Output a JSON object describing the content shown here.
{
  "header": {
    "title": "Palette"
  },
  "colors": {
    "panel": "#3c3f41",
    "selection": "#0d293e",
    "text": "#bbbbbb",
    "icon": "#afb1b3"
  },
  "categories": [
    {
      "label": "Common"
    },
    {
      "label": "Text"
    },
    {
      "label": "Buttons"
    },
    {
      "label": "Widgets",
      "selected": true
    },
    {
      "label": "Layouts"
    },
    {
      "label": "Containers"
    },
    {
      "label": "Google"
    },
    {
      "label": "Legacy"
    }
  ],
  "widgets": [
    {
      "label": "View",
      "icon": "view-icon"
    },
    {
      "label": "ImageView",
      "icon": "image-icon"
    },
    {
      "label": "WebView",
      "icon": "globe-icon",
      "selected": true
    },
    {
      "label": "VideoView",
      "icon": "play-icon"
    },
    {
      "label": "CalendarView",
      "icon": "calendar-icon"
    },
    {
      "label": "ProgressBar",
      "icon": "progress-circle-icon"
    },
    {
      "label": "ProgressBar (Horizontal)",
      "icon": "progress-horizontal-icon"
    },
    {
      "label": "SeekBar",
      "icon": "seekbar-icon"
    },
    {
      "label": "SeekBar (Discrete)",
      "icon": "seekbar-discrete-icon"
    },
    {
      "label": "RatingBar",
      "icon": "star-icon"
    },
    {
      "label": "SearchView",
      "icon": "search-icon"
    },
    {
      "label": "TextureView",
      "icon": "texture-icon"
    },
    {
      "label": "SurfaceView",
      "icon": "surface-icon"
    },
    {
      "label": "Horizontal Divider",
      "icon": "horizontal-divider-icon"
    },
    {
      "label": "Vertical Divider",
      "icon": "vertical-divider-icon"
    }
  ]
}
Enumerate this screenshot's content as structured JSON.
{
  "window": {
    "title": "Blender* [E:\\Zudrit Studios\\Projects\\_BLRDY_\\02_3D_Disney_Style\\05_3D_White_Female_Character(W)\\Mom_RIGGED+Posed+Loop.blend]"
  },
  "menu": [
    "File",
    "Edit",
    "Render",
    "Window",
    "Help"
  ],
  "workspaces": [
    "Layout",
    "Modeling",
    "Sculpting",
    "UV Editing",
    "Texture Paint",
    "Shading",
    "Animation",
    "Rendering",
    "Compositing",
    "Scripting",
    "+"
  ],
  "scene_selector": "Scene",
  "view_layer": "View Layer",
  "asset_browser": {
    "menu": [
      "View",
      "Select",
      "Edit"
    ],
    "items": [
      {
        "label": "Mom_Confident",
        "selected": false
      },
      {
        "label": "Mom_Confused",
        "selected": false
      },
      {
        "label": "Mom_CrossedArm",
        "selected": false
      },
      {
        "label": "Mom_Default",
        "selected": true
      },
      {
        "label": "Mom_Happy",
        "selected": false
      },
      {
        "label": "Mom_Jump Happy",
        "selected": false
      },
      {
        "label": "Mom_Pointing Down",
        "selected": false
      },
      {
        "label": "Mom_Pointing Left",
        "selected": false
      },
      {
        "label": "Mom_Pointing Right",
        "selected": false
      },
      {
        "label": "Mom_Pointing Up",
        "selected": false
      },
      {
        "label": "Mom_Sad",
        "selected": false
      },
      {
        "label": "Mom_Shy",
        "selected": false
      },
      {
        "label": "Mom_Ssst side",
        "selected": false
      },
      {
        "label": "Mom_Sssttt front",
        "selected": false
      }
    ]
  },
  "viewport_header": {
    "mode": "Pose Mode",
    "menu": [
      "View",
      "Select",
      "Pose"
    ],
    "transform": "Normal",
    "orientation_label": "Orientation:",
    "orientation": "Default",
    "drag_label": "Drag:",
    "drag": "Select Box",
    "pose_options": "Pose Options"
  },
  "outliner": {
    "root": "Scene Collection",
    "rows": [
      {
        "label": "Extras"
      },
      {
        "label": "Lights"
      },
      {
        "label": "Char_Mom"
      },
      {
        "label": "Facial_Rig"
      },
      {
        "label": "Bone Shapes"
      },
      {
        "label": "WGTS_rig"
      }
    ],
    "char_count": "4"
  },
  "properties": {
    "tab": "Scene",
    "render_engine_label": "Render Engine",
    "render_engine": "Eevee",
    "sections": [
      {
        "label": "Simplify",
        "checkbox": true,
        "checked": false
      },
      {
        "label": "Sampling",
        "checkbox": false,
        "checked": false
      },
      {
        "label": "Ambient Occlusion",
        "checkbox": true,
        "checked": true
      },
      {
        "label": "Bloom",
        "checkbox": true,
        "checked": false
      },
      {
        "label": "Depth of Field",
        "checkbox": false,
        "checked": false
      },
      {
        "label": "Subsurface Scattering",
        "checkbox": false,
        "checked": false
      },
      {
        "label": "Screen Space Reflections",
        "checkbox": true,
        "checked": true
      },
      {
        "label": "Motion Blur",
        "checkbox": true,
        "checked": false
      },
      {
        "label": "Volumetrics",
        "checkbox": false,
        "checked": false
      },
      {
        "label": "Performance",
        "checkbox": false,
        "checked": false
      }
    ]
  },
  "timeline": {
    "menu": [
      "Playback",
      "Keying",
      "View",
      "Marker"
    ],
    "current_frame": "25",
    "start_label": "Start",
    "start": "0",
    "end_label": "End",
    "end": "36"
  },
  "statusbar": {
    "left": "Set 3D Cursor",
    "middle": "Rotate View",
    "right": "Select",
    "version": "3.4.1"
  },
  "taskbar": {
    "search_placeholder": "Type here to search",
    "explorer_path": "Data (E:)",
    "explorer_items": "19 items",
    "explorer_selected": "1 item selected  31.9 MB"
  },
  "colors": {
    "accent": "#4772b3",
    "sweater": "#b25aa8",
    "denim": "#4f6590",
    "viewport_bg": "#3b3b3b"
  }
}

━━━

**Required task**: Give back the whole listing exactly as it reads.

**Full solution**:
Output a JSON object describing the content shown here.
{
  "header": {
    "title": "Palette"
  },
  "colors": {
    "panel": "#3c3f41",
    "selection": "#0d293e",
    "text": "#bbbbbb",
    "icon": "#afb1b3"
  },
  "categories": [
    {
      "label": "Common"
    },
    {
      "label": "Text"
    },
    {
      "label": "Buttons"
    },
    {
      "label": "Widgets",
      "selected": true
    },
    {
      "label": "Layouts"
    },
    {
      "label": "Containers"
    },
    {
      "label": "Google"
    },
    {
      "label": "Legacy"
    }
  ],
  "widgets": [
    {
      "label": "View",
      "icon": "view-icon"
    },
    {
      "label": "ImageView",
      "icon": "image-icon"
    },
    {
      "label": "WebView",
      "icon": "globe-icon",
      "selected": true
    },
    {
      "label": "VideoView",
      "icon": "play-icon"
    },
    {
      "label": "CalendarView",
      "icon": "calendar-icon"
    },
    {
      "label": "ProgressBar",
      "icon": "progress-circle-icon"
    },
    {
      "label": "ProgressBar (Horizontal)",
      "icon": "progress-horizontal-icon"
    },
    {
      "label": "SeekBar",
      "icon": "seekbar-icon"
    },
    {
      "label": "SeekBar (Discrete)",
      "icon": "seekbar-discrete-icon"
    },
    {
      "label": "RatingBar",
      "icon": "star-icon"
    },
    {
      "label": "SearchView",
      "icon": "search-icon"
    },
    {
      "label": "TextureView",
      "icon": "texture-icon"
    },
    {
      "label": "SurfaceView",
      "icon": "surface-icon"
    },
    {
      "label": "Horizontal Divider",
      "icon": "horizontal-divider-icon"
    },
    {
      "label": "Vertical Divider",
      "icon": "vertical-divider-icon"
    }
  ]
}
Enumerate this screenshot's content as structured JSON.
{
  "window": {
    "title": "Blender* [E:\\Zudrit Studios\\Projects\\_BLRDY_\\02_3D_Disney_Style\\05_3D_White_Female_Character(W)\\Mom_RIGGED+Posed+Loop.blend]"
  },
  "menu": [
    "File",
    "Edit",
    "Render",
    "Window",
    "Help"
  ],
  "workspaces": [
    "Layout",
    "Modeling",
    "Sculpting",
    "UV Editing",
    "Texture Paint",
    "Shading",
    "Animation",
    "Rendering",
    "Compositing",
    "Scripting",
    "+"
  ],
  "scene_selector": "Scene",
  "view_layer": "View Layer",
  "asset_browser": {
    "menu": [
      "View",
      "Select",
      "Edit"
    ],
    "items": [
      {
        "label": "Mom_Confident",
        "selected": false
      },
      {
        "label": "Mom_Confused",
        "selected": false
      },
      {
        "label": "Mom_CrossedArm",
        "selected": false
      },
      {
        "label": "Mom_Default",
        "selected": true
      },
      {
        "label": "Mom_Happy",
        "selected": false
      },
      {
        "label": "Mom_Jump Happy",
        "selected": false
      },
      {
        "label": "Mom_Pointing Down",
        "selected": false
      },
      {
        "label": "Mom_Pointing Left",
        "selected": false
      },
      {
        "label": "Mom_Pointing Right",
        "selected": false
      },
      {
        "label": "Mom_Pointing Up",
        "selected": false
      },
      {
        "label": "Mom_Sad",
        "selected": false
      },
      {
        "label": "Mom_Shy",
        "selected": false
      },
      {
        "label": "Mom_Ssst side",
        "selected": false
      },
      {
        "label": "Mom_Sssttt front",
        "selected": false
      }
    ]
  },
  "viewport_header": {
    "mode": "Pose Mode",
    "menu": [
      "View",
      "Select",
      "Pose"
    ],
    "transform": "Normal",
    "orientation_label": "Orientation:",
    "orientation": "Default",
    "drag_label": "Drag:",
    "drag": "Select Box",
    "pose_options": "Pose Options"
  },
  "outliner": {
    "root": "Scene Collection",
    "rows": [
      {
        "label": "Extras"
      },
      {
        "label": "Lights"
      },
      {
        "label": "Char_Mom"
      },
      {
        "label": "Facial_Rig"
      },
      {
        "label": "Bone Shapes"
      },
      {
        "label": "WGTS_rig"
      }
    ],
    "char_count": "4"
  },
  "properties": {
    "tab": "Scene",
    "render_engine_label": "Render Engine",
    "render_engine": "Eevee",
    "sections": [
      {
        "label": "Simplify",
        "checkbox": true,
        "checked": false
      },
      {
        "label": "Sampling",
        "checkbox": false,
        "checked": false
      },
      {
        "label": "Ambient Occlusion",
        "checkbox": true,
        "checked": true
      },
      {
        "label": "Bloom",
        "checkbox": true,
        "checked": false
      },
      {
        "label": "Depth of Field",
        "checkbox": false,
        "checked": false
      },
      {
        "label": "Subsurface Scattering",
        "checkbox": false,
        "checked": false
      },
      {
        "label": "Screen Space Reflections",
        "checkbox": true,
        "checked": true
      },
      {
        "label": "Motion Blur",
        "checkbox": true,
        "checked": false
      },
      {
        "label": "Volumetrics",
        "checkbox": false,
        "checked": false
      },
      {
        "label": "Performance",
        "checkbox": false,
        "checked": false
      }
    ]
  },
  "timeline": {
    "menu": [
      "Playback",
      "Keying",
      "View",
      "Marker"
    ],
    "current_frame": "25",
    "start_label": "Start",
    "start": "0",
    "end_label": "End",
    "end": "36"
  },
  "statusbar": {
    "left": "Set 3D Cursor",
    "middle": "Rotate View",
    "right": "Select",
    "version": "3.4.1"
  },
  "taskbar": {
    "search_placeholder": "Type here to search",
    "explorer_path": "Data (E:)",
    "explorer_items": "19 items",
    "explorer_selected": "1 item selected  31.9 MB"
  },
  "colors": {
    "accent": "#4772b3",
    "sweater": "#b25aa8",
    "denim": "#4f6590",
    "viewport_bg": "#3b3b3b"
  }
}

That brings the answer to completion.